Requirements.
Find the string "pain" and gather every line that holds it.

Data section.
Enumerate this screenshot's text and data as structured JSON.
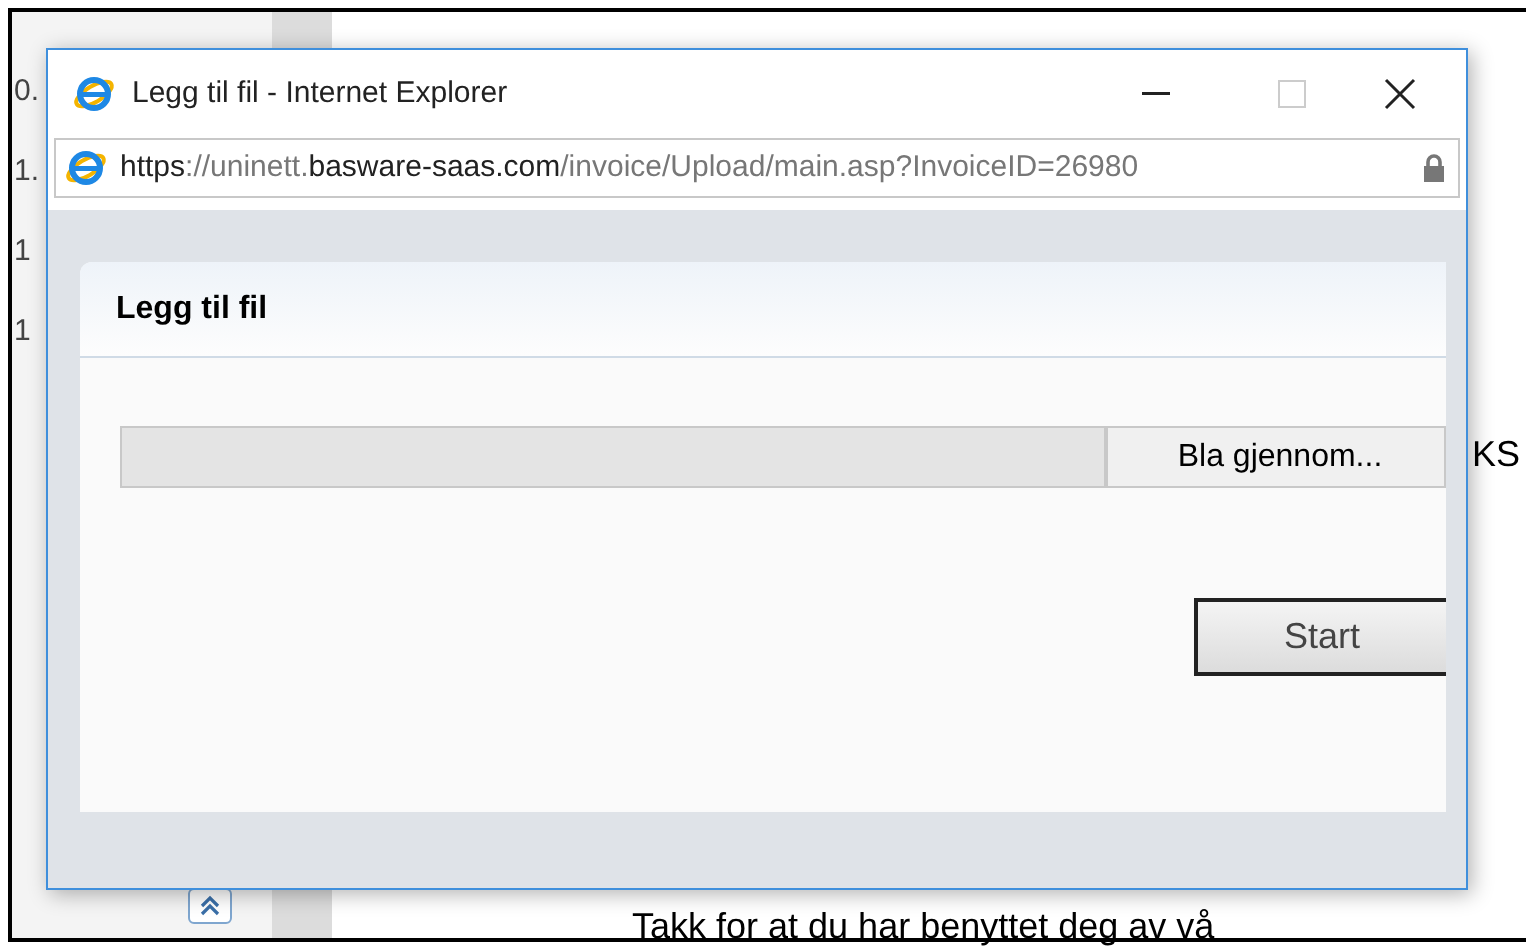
{
  "background": {
    "side_numbers": [
      "0.",
      "1.",
      "1",
      "1"
    ],
    "heading_fragment": "KS",
    "footer_text": "Takk for at du har benyttet deg av vå"
  },
  "window": {
    "title": "Legg til fil - Internet Explorer",
    "address": [
      {
        "text": "https",
        "emphasis": true
      },
      {
        "text": "://uninett.",
        "emphasis": false
      },
      {
        "text": "basware-saas.com",
        "emphasis": true
      },
      {
        "text": "/invoice/Upload/main.asp?InvoiceID=26980",
        "emphasis": false
      }
    ]
  },
  "dialog": {
    "title": "Legg til fil",
    "browse_button": "Bla gjennom...",
    "start_button": "Start"
  }
}
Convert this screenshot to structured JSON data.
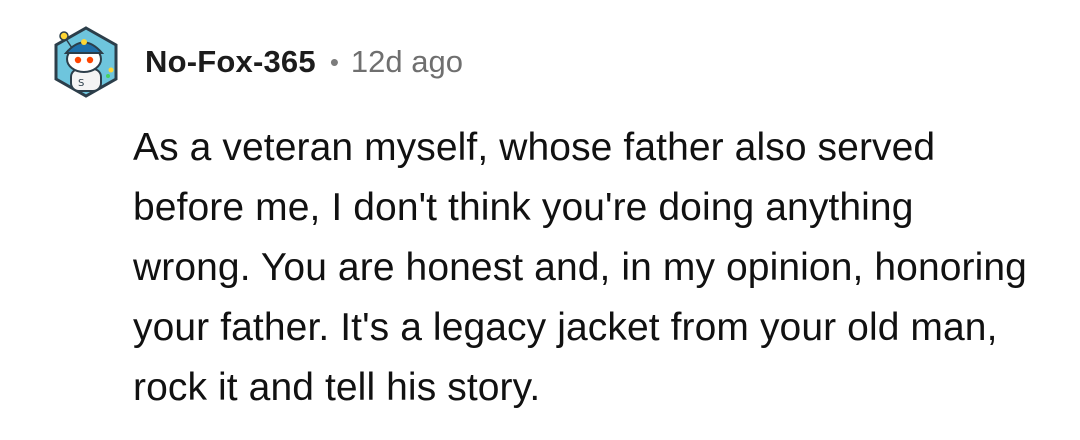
{
  "comment": {
    "author": "No-Fox-365",
    "separator": "•",
    "time_ago": "12d ago",
    "body": "As a veteran myself, whose father also served before me, I don't think you're doing anything wrong. You are honest and, in my opinion, honoring your father. It's a legacy jacket from your old man, rock it and tell his story."
  },
  "icons": {
    "avatar": "reddit-snoo-avatar-icon"
  },
  "colors": {
    "avatar_background": "#6ec5dd",
    "avatar_border": "#2c3e4a",
    "helmet": "#1f6fa9",
    "text": "#111111",
    "muted": "#6f6f6f"
  }
}
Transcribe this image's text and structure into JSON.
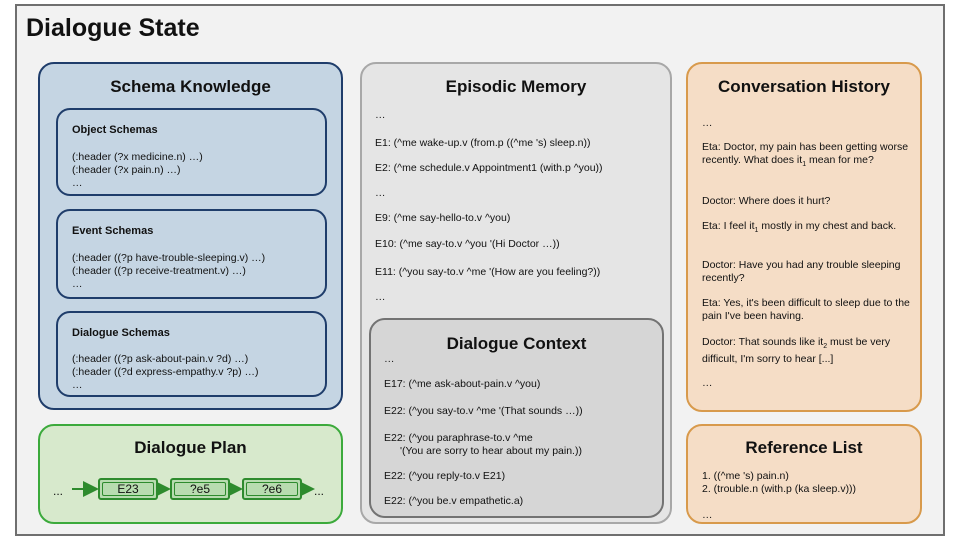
{
  "title": "Dialogue State",
  "schema_knowledge": {
    "title": "Schema Knowledge",
    "object": {
      "title": "Object Schemas",
      "lines": [
        "(:header (?x medicine.n) …)",
        "(:header (?x pain.n) …)",
        "…"
      ]
    },
    "event": {
      "title": "Event Schemas",
      "lines": [
        "(:header ((?p have-trouble-sleeping.v) …)",
        "(:header ((?p receive-treatment.v) …)",
        "…"
      ]
    },
    "dialogue": {
      "title": "Dialogue Schemas",
      "lines": [
        "(:header ((?p ask-about-pain.v ?d) …)",
        "(:header ((?d express-empathy.v ?p) …)",
        "…"
      ]
    }
  },
  "dialogue_plan": {
    "title": "Dialogue Plan",
    "ellipsis_left": "...",
    "ellipsis_right": "...",
    "nodes": [
      "E23",
      "?e5",
      "?e6"
    ]
  },
  "episodic_memory": {
    "title": "Episodic Memory",
    "lines": [
      "…",
      "E1: (^me wake-up.v (from.p ((^me 's) sleep.n))",
      "E2: (^me schedule.v Appointment1 (with.p ^you))",
      "…",
      "E9: (^me say-hello-to.v ^you)",
      "E10: (^me say-to.v ^you '(Hi Doctor …))",
      "E11: (^you say-to.v ^me '(How are you feeling?))",
      "…"
    ]
  },
  "dialogue_context": {
    "title": "Dialogue Context",
    "lines": [
      "…",
      "E17: (^me ask-about-pain.v ^you)",
      "E22: (^you say-to.v ^me '(That sounds …))",
      "E22: (^you paraphrase-to.v ^me",
      "'(You are sorry to hear about my pain.))",
      "E22: (^you reply-to.v E21)",
      "E22: (^you be.v empathetic.a)"
    ]
  },
  "conversation_history": {
    "title": "Conversation History",
    "lines": [
      "…",
      "Eta: Doctor, my pain has been getting worse recently. What does it",
      "1",
      "mean for me?",
      "Doctor: Where does it hurt?",
      "Eta: I feel it",
      "1",
      "mostly in my chest and back.",
      "Doctor: Have you had any trouble sleeping recently?",
      "Eta: Yes, it's been difficult to sleep due to the pain I've been having.",
      "Doctor: That sounds like it",
      "2",
      "must be very difficult, I'm sorry to hear [...]",
      "…"
    ]
  },
  "reference_list": {
    "title": "Reference List",
    "items": [
      "1. ((^me 's) pain.n)",
      "2. (trouble.n (with.p (ka sleep.v)))"
    ],
    "ellipsis": "…"
  }
}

Answer for the task.
        "(:header (?x pain.n) …)",
        "(:header ((?p ask-about-pain.v ?d) …)",
      "E17: (^me ask-about-pain.v ^you)",
      "'(You are sorry to hear about my pain.))",
      "Eta: Doctor, my pain has been getting worse recently. What does it",
      "Eta: Yes, it's been difficult to sleep due to the pain I've been having.",
      "1. ((^me 's) pain.n)",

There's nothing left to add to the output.